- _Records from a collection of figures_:
┌──

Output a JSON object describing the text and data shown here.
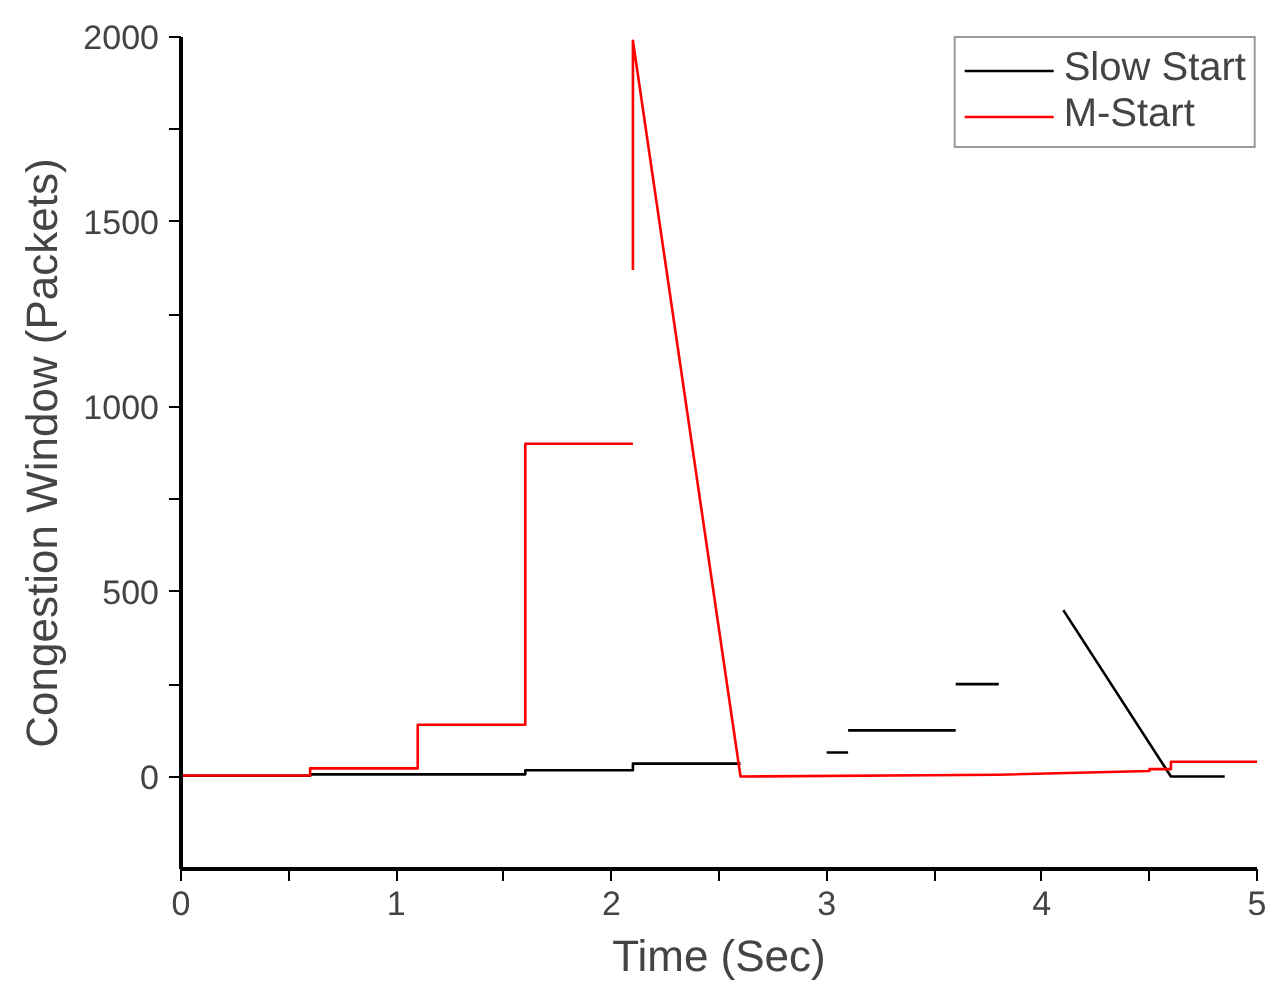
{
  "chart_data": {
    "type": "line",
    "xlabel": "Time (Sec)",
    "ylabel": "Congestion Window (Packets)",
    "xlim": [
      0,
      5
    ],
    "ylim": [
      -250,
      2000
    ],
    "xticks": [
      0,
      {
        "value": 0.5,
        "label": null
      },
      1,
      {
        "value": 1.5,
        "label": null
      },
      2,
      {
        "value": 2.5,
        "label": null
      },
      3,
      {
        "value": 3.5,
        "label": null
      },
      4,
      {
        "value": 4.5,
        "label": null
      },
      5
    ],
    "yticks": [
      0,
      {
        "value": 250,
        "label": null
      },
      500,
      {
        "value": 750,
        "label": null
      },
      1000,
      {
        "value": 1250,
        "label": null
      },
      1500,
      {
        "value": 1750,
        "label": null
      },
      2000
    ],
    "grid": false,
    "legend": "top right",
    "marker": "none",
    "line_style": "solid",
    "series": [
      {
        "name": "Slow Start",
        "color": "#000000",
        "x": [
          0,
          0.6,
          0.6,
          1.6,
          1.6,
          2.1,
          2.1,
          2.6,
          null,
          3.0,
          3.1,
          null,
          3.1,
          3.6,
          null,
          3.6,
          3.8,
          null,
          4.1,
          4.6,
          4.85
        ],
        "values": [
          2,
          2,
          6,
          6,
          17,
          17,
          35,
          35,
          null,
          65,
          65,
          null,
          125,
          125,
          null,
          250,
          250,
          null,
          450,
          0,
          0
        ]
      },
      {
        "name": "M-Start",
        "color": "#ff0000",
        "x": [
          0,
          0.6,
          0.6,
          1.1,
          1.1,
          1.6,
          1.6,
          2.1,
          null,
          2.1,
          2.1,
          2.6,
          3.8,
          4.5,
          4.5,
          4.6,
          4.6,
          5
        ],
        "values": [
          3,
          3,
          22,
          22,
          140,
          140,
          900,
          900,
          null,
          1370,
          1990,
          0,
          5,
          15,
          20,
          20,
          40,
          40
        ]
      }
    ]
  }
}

└──

- _Given exercise_: Give back each entry exactly as it appears, with no pictures.

- _Result_:
Output a JSON object describing the text and data shown here.
{
  "chart_data": {
    "type": "line",
    "xlabel": "Time (Sec)",
    "ylabel": "Congestion Window (Packets)",
    "xlim": [
      0,
      5
    ],
    "ylim": [
      -250,
      2000
    ],
    "xticks": [
      0,
      {
        "value": 0.5,
        "label": null
      },
      1,
      {
        "value": 1.5,
        "label": null
      },
      2,
      {
        "value": 2.5,
        "label": null
      },
      3,
      {
        "value": 3.5,
        "label": null
      },
      4,
      {
        "value": 4.5,
        "label": null
      },
      5
    ],
    "yticks": [
      0,
      {
        "value": 250,
        "label": null
      },
      500,
      {
        "value": 750,
        "label": null
      },
      1000,
      {
        "value": 1250,
        "label": null
      },
      1500,
      {
        "value": 1750,
        "label": null
      },
      2000
    ],
    "grid": false,
    "legend": "top right",
    "marker": "none",
    "line_style": "solid",
    "series": [
      {
        "name": "Slow Start",
        "color": "#000000",
        "x": [
          0,
          0.6,
          0.6,
          1.6,
          1.6,
          2.1,
          2.1,
          2.6,
          null,
          3.0,
          3.1,
          null,
          3.1,
          3.6,
          null,
          3.6,
          3.8,
          null,
          4.1,
          4.6,
          4.85
        ],
        "values": [
          2,
          2,
          6,
          6,
          17,
          17,
          35,
          35,
          null,
          65,
          65,
          null,
          125,
          125,
          null,
          250,
          250,
          null,
          450,
          0,
          0
        ]
      },
      {
        "name": "M-Start",
        "color": "#ff0000",
        "x": [
          0,
          0.6,
          0.6,
          1.1,
          1.1,
          1.6,
          1.6,
          2.1,
          null,
          2.1,
          2.1,
          2.6,
          3.8,
          4.5,
          4.5,
          4.6,
          4.6,
          5
        ],
        "values": [
          3,
          3,
          22,
          22,
          140,
          140,
          900,
          900,
          null,
          1370,
          1990,
          0,
          5,
          15,
          20,
          20,
          40,
          40
        ]
      }
    ]
  }
}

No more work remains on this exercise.